Return the count of lines with the string "standard" in them, and nothing else.

— begin —

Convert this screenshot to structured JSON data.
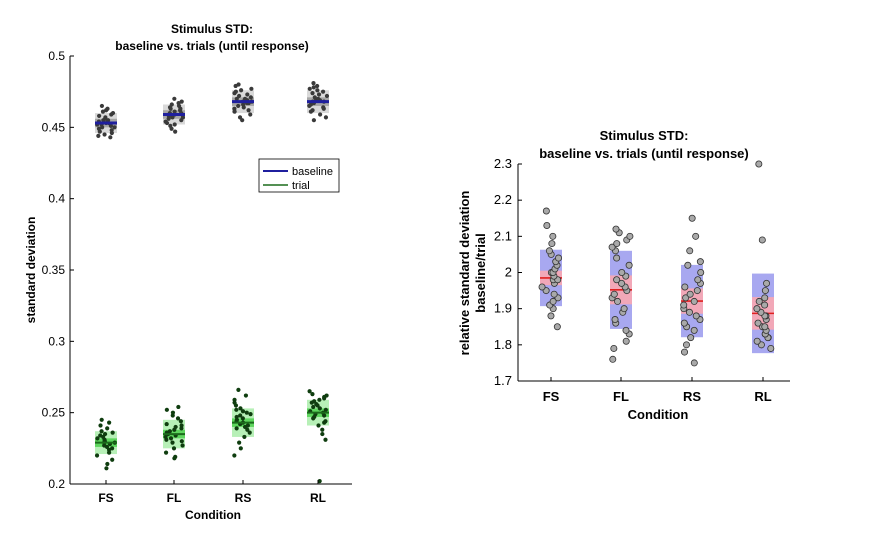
{
  "chart_data": [
    {
      "type": "scatter",
      "title_line1": "Stimulus STD:",
      "title_line2": "baseline vs. trials (until response)",
      "xlabel": "Condition",
      "ylabel": "standard deviation",
      "categories": [
        "FS",
        "FL",
        "RS",
        "RL"
      ],
      "ylim": [
        0.2,
        0.5
      ],
      "yticks": [
        "0.2",
        "0.25",
        "0.3",
        "0.35",
        "0.4",
        "0.45",
        "0.5"
      ],
      "legend": {
        "placement": "right",
        "entries": [
          "baseline",
          "trial"
        ]
      },
      "colors": {
        "baseline_line": "#1f1f9e",
        "trial_line": "#1b6b1b",
        "baseline_box_outer": "#d9d9d9",
        "baseline_box_inner": "#a6a6a6",
        "trial_box_outer": "#b7f0b7",
        "trial_box_inner": "#5ed65e",
        "baseline_dot": "#3a3a3a",
        "trial_dot": "#0f3d0f"
      },
      "series": [
        {
          "name": "baseline",
          "means": [
            0.453,
            0.459,
            0.468,
            0.468
          ],
          "sem": [
            0.003,
            0.003,
            0.003,
            0.003
          ],
          "sd": [
            0.007,
            0.007,
            0.008,
            0.008
          ],
          "points": [
            [
              0.443,
              0.444,
              0.445,
              0.446,
              0.447,
              0.448,
              0.449,
              0.45,
              0.45,
              0.451,
              0.452,
              0.452,
              0.453,
              0.453,
              0.454,
              0.455,
              0.455,
              0.456,
              0.457,
              0.458,
              0.459,
              0.46,
              0.461,
              0.462,
              0.463,
              0.465
            ],
            [
              0.447,
              0.449,
              0.451,
              0.452,
              0.453,
              0.454,
              0.455,
              0.456,
              0.457,
              0.457,
              0.458,
              0.459,
              0.459,
              0.46,
              0.46,
              0.461,
              0.462,
              0.463,
              0.463,
              0.464,
              0.465,
              0.466,
              0.467,
              0.468,
              0.47
            ],
            [
              0.455,
              0.457,
              0.459,
              0.461,
              0.462,
              0.463,
              0.464,
              0.465,
              0.466,
              0.467,
              0.467,
              0.468,
              0.468,
              0.469,
              0.47,
              0.47,
              0.471,
              0.472,
              0.473,
              0.474,
              0.475,
              0.476,
              0.477,
              0.479,
              0.48
            ],
            [
              0.455,
              0.457,
              0.459,
              0.461,
              0.462,
              0.463,
              0.464,
              0.465,
              0.466,
              0.467,
              0.468,
              0.468,
              0.469,
              0.469,
              0.47,
              0.471,
              0.472,
              0.473,
              0.474,
              0.475,
              0.476,
              0.477,
              0.478,
              0.479,
              0.481
            ]
          ]
        },
        {
          "name": "trial",
          "means": [
            0.229,
            0.235,
            0.243,
            0.25
          ],
          "sem": [
            0.003,
            0.003,
            0.003,
            0.003
          ],
          "sd": [
            0.008,
            0.01,
            0.01,
            0.009
          ],
          "points": [
            [
              0.211,
              0.214,
              0.217,
              0.22,
              0.222,
              0.224,
              0.225,
              0.226,
              0.227,
              0.228,
              0.229,
              0.229,
              0.23,
              0.231,
              0.232,
              0.233,
              0.234,
              0.235,
              0.236,
              0.237,
              0.239,
              0.241,
              0.243,
              0.245
            ],
            [
              0.218,
              0.219,
              0.222,
              0.225,
              0.227,
              0.229,
              0.23,
              0.231,
              0.232,
              0.233,
              0.234,
              0.235,
              0.236,
              0.237,
              0.238,
              0.239,
              0.24,
              0.241,
              0.242,
              0.244,
              0.246,
              0.248,
              0.25,
              0.252,
              0.254
            ],
            [
              0.22,
              0.225,
              0.229,
              0.233,
              0.236,
              0.238,
              0.239,
              0.24,
              0.241,
              0.242,
              0.243,
              0.244,
              0.245,
              0.246,
              0.247,
              0.248,
              0.249,
              0.25,
              0.251,
              0.252,
              0.253,
              0.255,
              0.257,
              0.259,
              0.262,
              0.266
            ],
            [
              0.202,
              0.231,
              0.235,
              0.238,
              0.241,
              0.243,
              0.244,
              0.246,
              0.247,
              0.248,
              0.249,
              0.25,
              0.251,
              0.252,
              0.253,
              0.254,
              0.255,
              0.256,
              0.257,
              0.258,
              0.259,
              0.26,
              0.261,
              0.262,
              0.263,
              0.265
            ]
          ]
        }
      ]
    },
    {
      "type": "scatter",
      "title_line1": "Stimulus STD:",
      "title_line2": "baseline vs. trials (until response)",
      "xlabel": "Condition",
      "ylabel_line1": "relative standard deviation",
      "ylabel_line2": "baseline/trial",
      "categories": [
        "FS",
        "FL",
        "RS",
        "RL"
      ],
      "ylim": [
        1.7,
        2.3
      ],
      "yticks": [
        "1.7",
        "1.8",
        "1.9",
        "2",
        "2.1",
        "2.2",
        "2.3"
      ],
      "colors": {
        "sd_box": "#a8a8f0",
        "sem_box": "#f2a8b8",
        "mean_line": "#e02020",
        "dot_fill": "#a9a9a9",
        "dot_stroke": "#333333"
      },
      "means": [
        1.985,
        1.952,
        1.921,
        1.887
      ],
      "sem": [
        0.02,
        0.04,
        0.035,
        0.045
      ],
      "sd": [
        0.078,
        0.108,
        0.1,
        0.11
      ],
      "points": [
        [
          1.85,
          1.88,
          1.9,
          1.91,
          1.92,
          1.93,
          1.94,
          1.95,
          1.96,
          1.97,
          1.98,
          1.98,
          1.99,
          2.0,
          2.0,
          2.01,
          2.02,
          2.03,
          2.04,
          2.05,
          2.06,
          2.08,
          2.1,
          2.13,
          2.17
        ],
        [
          1.76,
          1.79,
          1.81,
          1.83,
          1.84,
          1.86,
          1.87,
          1.89,
          1.9,
          1.92,
          1.93,
          1.94,
          1.95,
          1.96,
          1.97,
          1.98,
          1.99,
          2.0,
          2.02,
          2.04,
          2.06,
          2.07,
          2.08,
          2.09,
          2.1,
          2.11,
          2.12
        ],
        [
          1.75,
          1.78,
          1.8,
          1.82,
          1.84,
          1.85,
          1.86,
          1.87,
          1.88,
          1.89,
          1.9,
          1.91,
          1.92,
          1.93,
          1.94,
          1.95,
          1.96,
          1.97,
          1.98,
          2.0,
          2.02,
          2.03,
          2.06,
          2.1,
          2.15
        ],
        [
          1.79,
          1.8,
          1.81,
          1.82,
          1.82,
          1.83,
          1.83,
          1.84,
          1.85,
          1.85,
          1.86,
          1.87,
          1.88,
          1.88,
          1.89,
          1.9,
          1.91,
          1.92,
          1.93,
          1.95,
          1.97,
          2.09,
          2.3
        ]
      ]
    }
  ]
}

— end —

- Result
2